• Written instruction
Reproduce the listing below character for character; drop every image.

• Entries shown
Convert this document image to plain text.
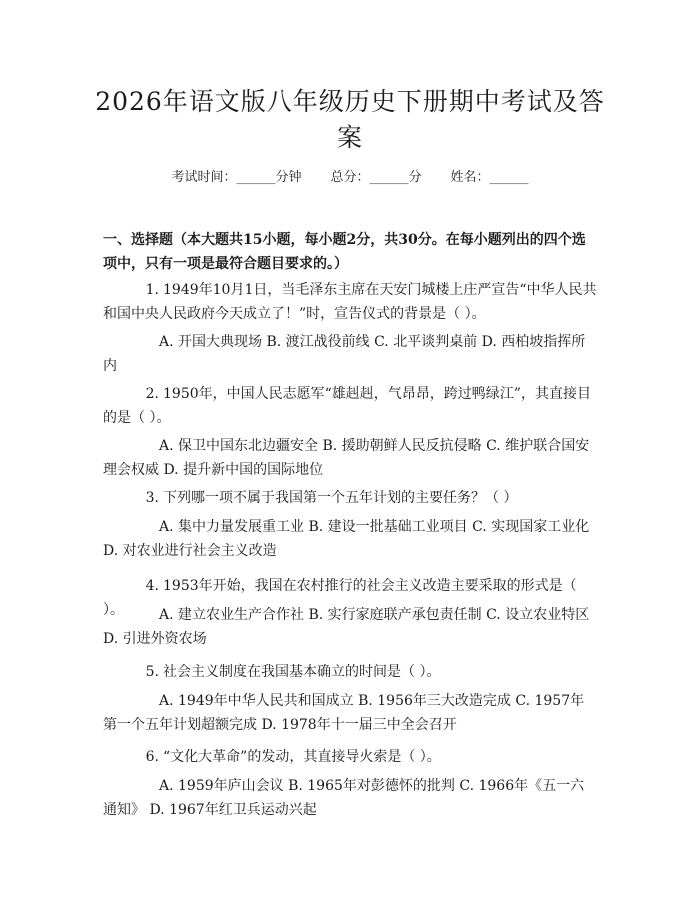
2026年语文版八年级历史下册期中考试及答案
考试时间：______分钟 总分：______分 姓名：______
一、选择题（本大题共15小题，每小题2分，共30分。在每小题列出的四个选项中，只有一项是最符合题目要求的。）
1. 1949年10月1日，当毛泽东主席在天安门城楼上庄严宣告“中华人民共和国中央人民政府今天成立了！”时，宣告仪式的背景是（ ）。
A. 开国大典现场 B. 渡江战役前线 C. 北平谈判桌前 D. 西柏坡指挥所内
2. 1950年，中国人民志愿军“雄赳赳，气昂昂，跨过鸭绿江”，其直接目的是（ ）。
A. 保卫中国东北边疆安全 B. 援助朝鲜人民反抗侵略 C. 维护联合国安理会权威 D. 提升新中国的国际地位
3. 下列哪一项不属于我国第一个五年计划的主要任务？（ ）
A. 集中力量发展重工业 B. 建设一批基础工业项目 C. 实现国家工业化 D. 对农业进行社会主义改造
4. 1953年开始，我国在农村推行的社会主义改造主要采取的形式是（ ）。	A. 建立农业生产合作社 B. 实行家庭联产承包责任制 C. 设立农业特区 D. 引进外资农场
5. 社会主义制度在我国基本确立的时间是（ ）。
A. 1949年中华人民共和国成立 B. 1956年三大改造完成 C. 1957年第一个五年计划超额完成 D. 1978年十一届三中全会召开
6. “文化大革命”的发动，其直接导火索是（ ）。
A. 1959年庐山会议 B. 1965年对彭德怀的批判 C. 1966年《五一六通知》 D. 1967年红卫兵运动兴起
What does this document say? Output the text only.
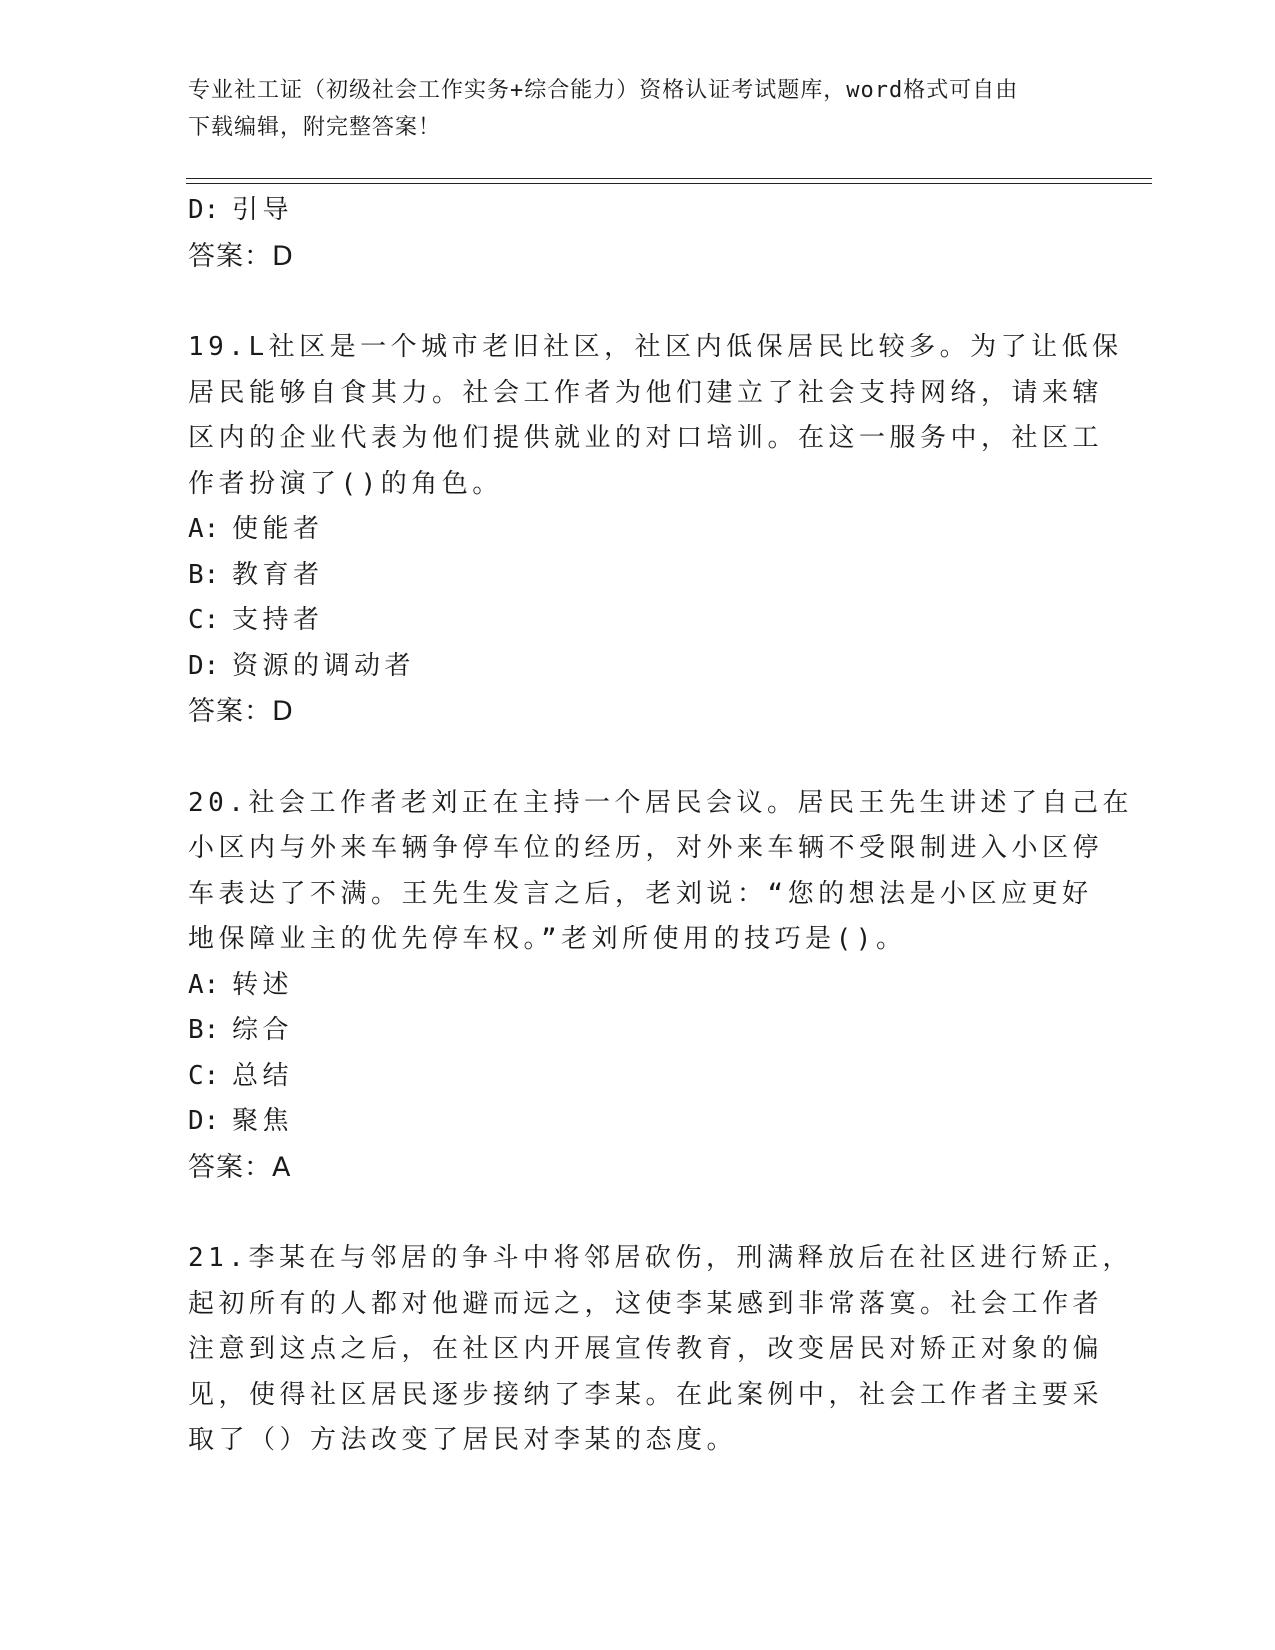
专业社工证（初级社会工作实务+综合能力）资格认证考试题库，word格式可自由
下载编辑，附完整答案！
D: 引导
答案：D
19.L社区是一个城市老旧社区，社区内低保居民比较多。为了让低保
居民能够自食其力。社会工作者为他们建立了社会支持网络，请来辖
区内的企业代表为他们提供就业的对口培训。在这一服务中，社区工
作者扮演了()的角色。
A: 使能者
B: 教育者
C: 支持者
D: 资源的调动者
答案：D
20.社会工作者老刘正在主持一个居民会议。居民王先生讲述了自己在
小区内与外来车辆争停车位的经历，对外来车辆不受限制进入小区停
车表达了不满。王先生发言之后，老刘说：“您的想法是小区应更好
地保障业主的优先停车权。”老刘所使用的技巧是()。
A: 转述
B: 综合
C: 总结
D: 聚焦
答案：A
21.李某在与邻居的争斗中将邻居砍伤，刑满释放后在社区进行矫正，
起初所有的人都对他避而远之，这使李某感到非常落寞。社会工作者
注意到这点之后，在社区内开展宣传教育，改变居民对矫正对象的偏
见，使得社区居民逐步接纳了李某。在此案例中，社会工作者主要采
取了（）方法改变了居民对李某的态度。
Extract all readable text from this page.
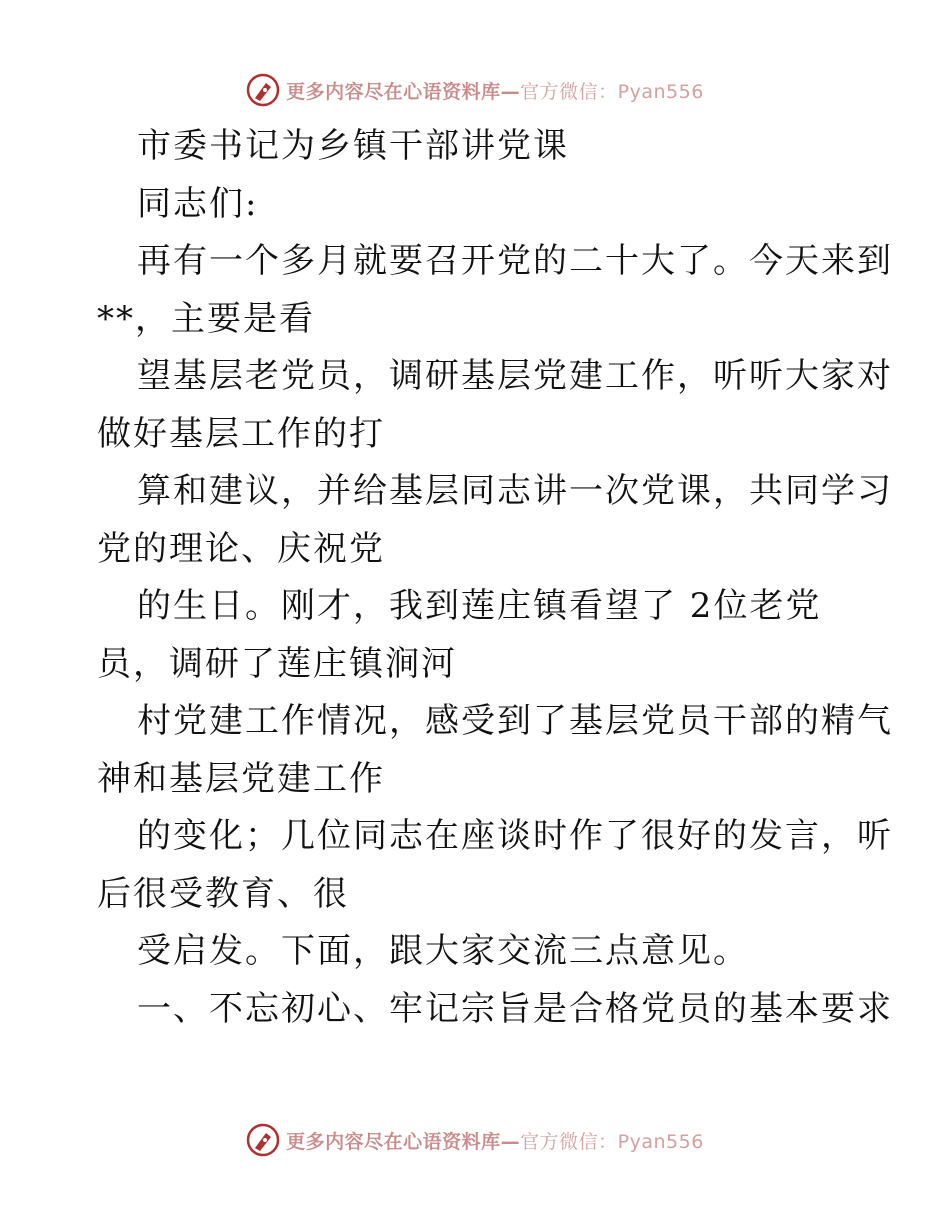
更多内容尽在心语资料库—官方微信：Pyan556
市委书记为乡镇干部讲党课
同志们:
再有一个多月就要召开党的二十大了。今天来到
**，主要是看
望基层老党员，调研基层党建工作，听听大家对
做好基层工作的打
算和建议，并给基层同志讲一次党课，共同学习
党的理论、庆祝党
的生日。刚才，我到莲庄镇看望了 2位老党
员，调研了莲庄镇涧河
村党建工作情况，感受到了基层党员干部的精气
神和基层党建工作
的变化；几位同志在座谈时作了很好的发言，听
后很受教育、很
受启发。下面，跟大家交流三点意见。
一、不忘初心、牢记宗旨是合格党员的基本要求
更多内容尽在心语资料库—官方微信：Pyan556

• Result of this task
Convert this document image to plain text.
2026年语文版八年级历史下册期中考试及答案
考试时间：______分钟 总分：______分 姓名：______
一、选择题（本大题共15小题，每小题2分，共30分。在每小题列出的四个选项中，只有一项是最符合题目要求的。）
1. 1949年10月1日，当毛泽东主席在天安门城楼上庄严宣告“中华人民共和国中央人民政府今天成立了！”时，宣告仪式的背景是（ ）。
A. 开国大典现场 B. 渡江战役前线 C. 北平谈判桌前 D. 西柏坡指挥所内
2. 1950年，中国人民志愿军“雄赳赳，气昂昂，跨过鸭绿江”，其直接目的是（ ）。
A. 保卫中国东北边疆安全 B. 援助朝鲜人民反抗侵略 C. 维护联合国安理会权威 D. 提升新中国的国际地位
3. 下列哪一项不属于我国第一个五年计划的主要任务？（ ）
A. 集中力量发展重工业 B. 建设一批基础工业项目 C. 实现国家工业化 D. 对农业进行社会主义改造
4. 1953年开始，我国在农村推行的社会主义改造主要采取的形式是（ ）。	A. 建立农业生产合作社 B. 实行家庭联产承包责任制 C. 设立农业特区 D. 引进外资农场
5. 社会主义制度在我国基本确立的时间是（ ）。
A. 1949年中华人民共和国成立 B. 1956年三大改造完成 C. 1957年第一个五年计划超额完成 D. 1978年十一届三中全会召开
6. “文化大革命”的发动，其直接导火索是（ ）。
A. 1959年庐山会议 B. 1965年对彭德怀的批判 C. 1966年《五一六通知》 D. 1967年红卫兵运动兴起
What does this document say? Output the text only.
专业社工证（初级社会工作实务+综合能力）资格认证考试题库，word格式可自由
下载编辑，附完整答案！
D: 引导
答案：D
19.L社区是一个城市老旧社区，社区内低保居民比较多。为了让低保
居民能够自食其力。社会工作者为他们建立了社会支持网络，请来辖
区内的企业代表为他们提供就业的对口培训。在这一服务中，社区工
作者扮演了()的角色。
A: 使能者
B: 教育者
C: 支持者
D: 资源的调动者
答案：D
20.社会工作者老刘正在主持一个居民会议。居民王先生讲述了自己在
小区内与外来车辆争停车位的经历，对外来车辆不受限制进入小区停
车表达了不满。王先生发言之后，老刘说：“您的想法是小区应更好
地保障业主的优先停车权。”老刘所使用的技巧是()。
A: 转述
B: 综合
C: 总结
D: 聚焦
答案：A
21.李某在与邻居的争斗中将邻居砍伤，刑满释放后在社区进行矫正，
起初所有的人都对他避而远之，这使李某感到非常落寞。社会工作者
注意到这点之后，在社区内开展宣传教育，改变居民对矫正对象的偏
见，使得社区居民逐步接纳了李某。在此案例中，社会工作者主要采
取了（）方法改变了居民对李某的态度。
Extract all readable text from this page.
更多内容尽在心语资料库—官方微信：Pyan556
市委书记为乡镇干部讲党课
同志们:
再有一个多月就要召开党的二十大了。今天来到
**，主要是看
望基层老党员，调研基层党建工作，听听大家对
做好基层工作的打
算和建议，并给基层同志讲一次党课，共同学习
党的理论、庆祝党
的生日。刚才，我到莲庄镇看望了 2位老党
员，调研了莲庄镇涧河
村党建工作情况，感受到了基层党员干部的精气
神和基层党建工作
的变化；几位同志在座谈时作了很好的发言，听
后很受教育、很
受启发。下面，跟大家交流三点意见。
一、不忘初心、牢记宗旨是合格党员的基本要求
更多内容尽在心语资料库—官方微信：Pyan556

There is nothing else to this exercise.